━━━ TESTO FORNITO ━━━

04.01.2018, Email di Lucio Garofalo
 
RIvoluzione-Cubana-1.1.1959Il 2 gennaio 2018 si è celebrato il 59° anniversario della Rivoluzione di Cuba. Il giorno di Capodanno del 1959 cambiò radicalmente il corso della storia dell’America Latina, che fino a quel momento aveva vissuto soprattutto in uno stato di subalternità cronica agli Stati Uniti d’America, di povertà materiale e degrado delle classi popolari, disuguaglianze e sperequazioni sociali enormi, privilegi assurdi ad esclusivo vantaggio delle élites dominanti.
 
Dopo oltre mezzo secolo di progresso civile e culturale, Cuba può vantare il primato della più bassa mortalità infantile di tutto il continente americano, inclusi Stati Uniti e Canada.In oltre mezzo secolo, la CIA ha posto in essere ogni strategia possibile per destabilizzare, frenare, compromettere o sabotare i progressi notevoli della Rivoluzione castrista: diversi tentativi per assassinare il leader Fidel, un lungo embargo economico-commerciale, una incessante e martellante campagna di disinformazione e di speculazione propagandistica, una subdola e feroce reazione imperialista ed eversiva sul fronte politico internazionale, senza sortire gli esiti desiderati.
 
Considerando la macabra ed oscura storia del continente latino-americano, vista l’arretrata situazione della società cubana prima della Rivoluzione, non c’è dubbio che il regime castrista abbia vinto le secolari piaghe dell’analfabetismo e della povertà estrema che affliggevano ed infestavano la società cubana pre-rivoluzionaria. Cuba può vantare i migliori ospedali e le migliori scuole pubbliche di tutto il continente latino-americano. Sfido chiunque a smentire dati incontrovertibili, assai noti alla parte intellettualmente più onesta ed informata dell’opinione pubblica mondiale.

━━━

▸ DA SVOLGERE
1/ Riscrivi in forma più breve il paragrafo del testo fornito che inizia con «Considerando la macabra ed oscura storia», conservandone i fatti principali.
2/ Trascrivi il passo del testo fornito compreso tra "04.01.2018, Email di" e "delle élites dominanti.", estremi inclusi.
I dati provengono da una fonte diversa dal testo.

━━━ ESTRATTO DEI DATI ━━━

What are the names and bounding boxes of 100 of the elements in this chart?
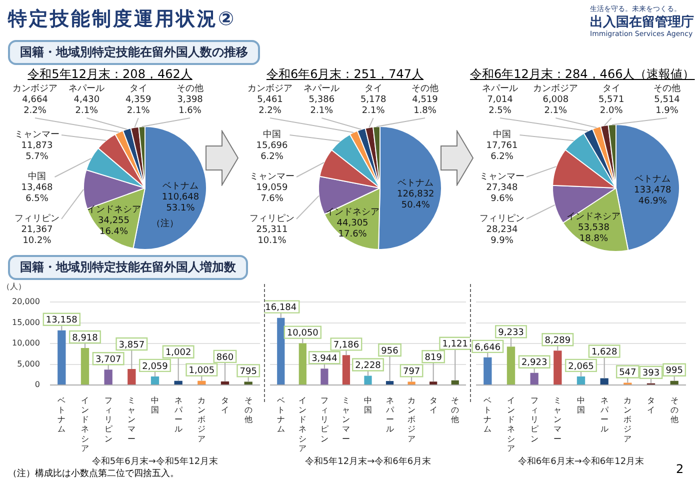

━━━

▸ SOLUZIONI
1/ Viste la storia del continente latino-americano e l'arretratezza di Cuba prima della Rivoluzione, il regime castrista ha sconfitto l'analfabetismo e la povertà estrema che affliggevano la società pre-rivoluzionaria. Cuba ha i migliori ospedali e le migliori scuole pubbliche dell'America Latina. Il testo sfida chiunque a smentire questi dati, definiti incontrovertibili.

2/
04.01.2018, Email di Lucio Garofalo
 
RIvoluzione-Cubana-1.1.1959Il 2 gennaio 2018 si è celebrato il 59° anniversario della Rivoluzione di Cuba. Il giorno di Capodanno del 1959 cambiò radicalmente il corso della storia dell’America Latina, che fino a quel momento aveva vissuto soprattutto in uno stato di subalternità cronica agli Stati Uniti d’America, di povertà materiale e degrado delle classi popolari, disuguaglianze e sperequazioni sociali enormi, privilegi assurdi ad esclusivo vantaggio delle élites dominanti.